GIVEN PROBLEM -> Return the full listing exactly as it is written.

GIVEN DATA ->
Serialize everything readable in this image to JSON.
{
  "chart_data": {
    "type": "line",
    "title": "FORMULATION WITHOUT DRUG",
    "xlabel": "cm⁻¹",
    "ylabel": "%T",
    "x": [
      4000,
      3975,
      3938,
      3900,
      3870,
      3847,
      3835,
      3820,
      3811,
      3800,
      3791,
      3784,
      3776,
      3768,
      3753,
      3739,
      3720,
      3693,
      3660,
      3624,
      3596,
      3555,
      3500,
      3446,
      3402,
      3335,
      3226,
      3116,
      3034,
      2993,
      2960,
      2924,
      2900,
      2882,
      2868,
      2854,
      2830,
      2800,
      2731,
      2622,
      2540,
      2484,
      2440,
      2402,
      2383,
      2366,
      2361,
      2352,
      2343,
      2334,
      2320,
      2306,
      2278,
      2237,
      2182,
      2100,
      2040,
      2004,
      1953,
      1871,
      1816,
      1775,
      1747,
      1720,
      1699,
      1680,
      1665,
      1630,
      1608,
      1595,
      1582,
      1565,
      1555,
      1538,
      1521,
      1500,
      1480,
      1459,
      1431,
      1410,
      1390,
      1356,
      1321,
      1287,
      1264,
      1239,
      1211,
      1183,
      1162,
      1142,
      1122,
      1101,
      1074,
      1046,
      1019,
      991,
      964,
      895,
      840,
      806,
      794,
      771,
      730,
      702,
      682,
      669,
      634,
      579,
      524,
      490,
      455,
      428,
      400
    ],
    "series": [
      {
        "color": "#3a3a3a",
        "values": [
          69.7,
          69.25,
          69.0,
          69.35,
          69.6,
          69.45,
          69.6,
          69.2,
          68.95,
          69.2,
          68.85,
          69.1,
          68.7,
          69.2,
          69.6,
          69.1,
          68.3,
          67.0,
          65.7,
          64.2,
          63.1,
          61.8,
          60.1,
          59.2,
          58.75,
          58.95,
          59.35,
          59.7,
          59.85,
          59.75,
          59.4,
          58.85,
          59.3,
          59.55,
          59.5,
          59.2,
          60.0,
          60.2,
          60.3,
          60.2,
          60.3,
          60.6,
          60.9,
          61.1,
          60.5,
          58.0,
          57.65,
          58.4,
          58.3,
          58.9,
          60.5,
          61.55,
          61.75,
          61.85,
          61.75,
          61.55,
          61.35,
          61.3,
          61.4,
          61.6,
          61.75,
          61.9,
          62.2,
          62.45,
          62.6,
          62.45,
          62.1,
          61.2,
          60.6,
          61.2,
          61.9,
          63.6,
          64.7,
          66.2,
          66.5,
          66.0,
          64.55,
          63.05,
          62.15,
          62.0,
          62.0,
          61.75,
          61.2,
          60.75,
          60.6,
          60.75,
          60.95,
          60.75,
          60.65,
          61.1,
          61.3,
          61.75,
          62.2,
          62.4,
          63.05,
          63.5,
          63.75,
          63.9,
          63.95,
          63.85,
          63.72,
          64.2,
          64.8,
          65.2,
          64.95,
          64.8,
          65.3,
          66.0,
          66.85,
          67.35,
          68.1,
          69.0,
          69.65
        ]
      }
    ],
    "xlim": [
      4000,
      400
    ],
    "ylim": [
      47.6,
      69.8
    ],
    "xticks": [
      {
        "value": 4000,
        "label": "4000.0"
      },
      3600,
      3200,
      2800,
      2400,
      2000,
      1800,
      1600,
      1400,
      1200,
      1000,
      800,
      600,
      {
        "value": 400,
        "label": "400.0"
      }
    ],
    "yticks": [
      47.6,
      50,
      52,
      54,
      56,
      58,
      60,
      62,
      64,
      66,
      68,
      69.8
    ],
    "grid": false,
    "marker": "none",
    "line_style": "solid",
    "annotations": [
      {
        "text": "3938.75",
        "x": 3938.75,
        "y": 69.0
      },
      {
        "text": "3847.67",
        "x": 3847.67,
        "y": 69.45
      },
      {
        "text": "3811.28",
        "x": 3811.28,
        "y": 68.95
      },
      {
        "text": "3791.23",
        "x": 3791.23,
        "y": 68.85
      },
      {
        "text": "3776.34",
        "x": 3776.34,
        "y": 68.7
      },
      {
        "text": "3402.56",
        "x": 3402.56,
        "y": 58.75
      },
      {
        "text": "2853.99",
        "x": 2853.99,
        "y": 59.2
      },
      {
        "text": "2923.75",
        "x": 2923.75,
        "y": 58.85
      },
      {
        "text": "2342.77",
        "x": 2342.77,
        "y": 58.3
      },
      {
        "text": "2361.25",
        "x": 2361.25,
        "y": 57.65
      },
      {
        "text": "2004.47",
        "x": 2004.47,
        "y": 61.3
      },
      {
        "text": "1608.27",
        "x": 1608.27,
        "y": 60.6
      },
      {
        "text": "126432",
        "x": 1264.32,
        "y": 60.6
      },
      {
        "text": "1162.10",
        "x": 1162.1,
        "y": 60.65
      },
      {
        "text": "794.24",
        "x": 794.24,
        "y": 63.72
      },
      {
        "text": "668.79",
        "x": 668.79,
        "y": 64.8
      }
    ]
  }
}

WORKED SOLUTION ->
Serialize everything readable in this image to JSON.
{
  "chart_data": {
    "type": "line",
    "title": "FORMULATION WITHOUT DRUG",
    "xlabel": "cm⁻¹",
    "ylabel": "%T",
    "x": [
      4000,
      3975,
      3938,
      3900,
      3870,
      3847,
      3835,
      3820,
      3811,
      3800,
      3791,
      3784,
      3776,
      3768,
      3753,
      3739,
      3720,
      3693,
      3660,
      3624,
      3596,
      3555,
      3500,
      3446,
      3402,
      3335,
      3226,
      3116,
      3034,
      2993,
      2960,
      2924,
      2900,
      2882,
      2868,
      2854,
      2830,
      2800,
      2731,
      2622,
      2540,
      2484,
      2440,
      2402,
      2383,
      2366,
      2361,
      2352,
      2343,
      2334,
      2320,
      2306,
      2278,
      2237,
      2182,
      2100,
      2040,
      2004,
      1953,
      1871,
      1816,
      1775,
      1747,
      1720,
      1699,
      1680,
      1665,
      1630,
      1608,
      1595,
      1582,
      1565,
      1555,
      1538,
      1521,
      1500,
      1480,
      1459,
      1431,
      1410,
      1390,
      1356,
      1321,
      1287,
      1264,
      1239,
      1211,
      1183,
      1162,
      1142,
      1122,
      1101,
      1074,
      1046,
      1019,
      991,
      964,
      895,
      840,
      806,
      794,
      771,
      730,
      702,
      682,
      669,
      634,
      579,
      524,
      490,
      455,
      428,
      400
    ],
    "series": [
      {
        "color": "#3a3a3a",
        "values": [
          69.7,
          69.25,
          69.0,
          69.35,
          69.6,
          69.45,
          69.6,
          69.2,
          68.95,
          69.2,
          68.85,
          69.1,
          68.7,
          69.2,
          69.6,
          69.1,
          68.3,
          67.0,
          65.7,
          64.2,
          63.1,
          61.8,
          60.1,
          59.2,
          58.75,
          58.95,
          59.35,
          59.7,
          59.85,
          59.75,
          59.4,
          58.85,
          59.3,
          59.55,
          59.5,
          59.2,
          60.0,
          60.2,
          60.3,
          60.2,
          60.3,
          60.6,
          60.9,
          61.1,
          60.5,
          58.0,
          57.65,
          58.4,
          58.3,
          58.9,
          60.5,
          61.55,
          61.75,
          61.85,
          61.75,
          61.55,
          61.35,
          61.3,
          61.4,
          61.6,
          61.75,
          61.9,
          62.2,
          62.45,
          62.6,
          62.45,
          62.1,
          61.2,
          60.6,
          61.2,
          61.9,
          63.6,
          64.7,
          66.2,
          66.5,
          66.0,
          64.55,
          63.05,
          62.15,
          62.0,
          62.0,
          61.75,
          61.2,
          60.75,
          60.6,
          60.75,
          60.95,
          60.75,
          60.65,
          61.1,
          61.3,
          61.75,
          62.2,
          62.4,
          63.05,
          63.5,
          63.75,
          63.9,
          63.95,
          63.85,
          63.72,
          64.2,
          64.8,
          65.2,
          64.95,
          64.8,
          65.3,
          66.0,
          66.85,
          67.35,
          68.1,
          69.0,
          69.65
        ]
      }
    ],
    "xlim": [
      4000,
      400
    ],
    "ylim": [
      47.6,
      69.8
    ],
    "xticks": [
      {
        "value": 4000,
        "label": "4000.0"
      },
      3600,
      3200,
      2800,
      2400,
      2000,
      1800,
      1600,
      1400,
      1200,
      1000,
      800,
      600,
      {
        "value": 400,
        "label": "400.0"
      }
    ],
    "yticks": [
      47.6,
      50,
      52,
      54,
      56,
      58,
      60,
      62,
      64,
      66,
      68,
      69.8
    ],
    "grid": false,
    "marker": "none",
    "line_style": "solid",
    "annotations": [
      {
        "text": "3938.75",
        "x": 3938.75,
        "y": 69.0
      },
      {
        "text": "3847.67",
        "x": 3847.67,
        "y": 69.45
      },
      {
        "text": "3811.28",
        "x": 3811.28,
        "y": 68.95
      },
      {
        "text": "3791.23",
        "x": 3791.23,
        "y": 68.85
      },
      {
        "text": "3776.34",
        "x": 3776.34,
        "y": 68.7
      },
      {
        "text": "3402.56",
        "x": 3402.56,
        "y": 58.75
      },
      {
        "text": "2853.99",
        "x": 2853.99,
        "y": 59.2
      },
      {
        "text": "2923.75",
        "x": 2923.75,
        "y": 58.85
      },
      {
        "text": "2342.77",
        "x": 2342.77,
        "y": 58.3
      },
      {
        "text": "2361.25",
        "x": 2361.25,
        "y": 57.65
      },
      {
        "text": "2004.47",
        "x": 2004.47,
        "y": 61.3
      },
      {
        "text": "1608.27",
        "x": 1608.27,
        "y": 60.6
      },
      {
        "text": "126432",
        "x": 1264.32,
        "y": 60.6
      },
      {
        "text": "1162.10",
        "x": 1162.1,
        "y": 60.65
      },
      {
        "text": "794.24",
        "x": 794.24,
        "y": 63.72
      },
      {
        "text": "668.79",
        "x": 668.79,
        "y": 64.8
      }
    ]
  }
}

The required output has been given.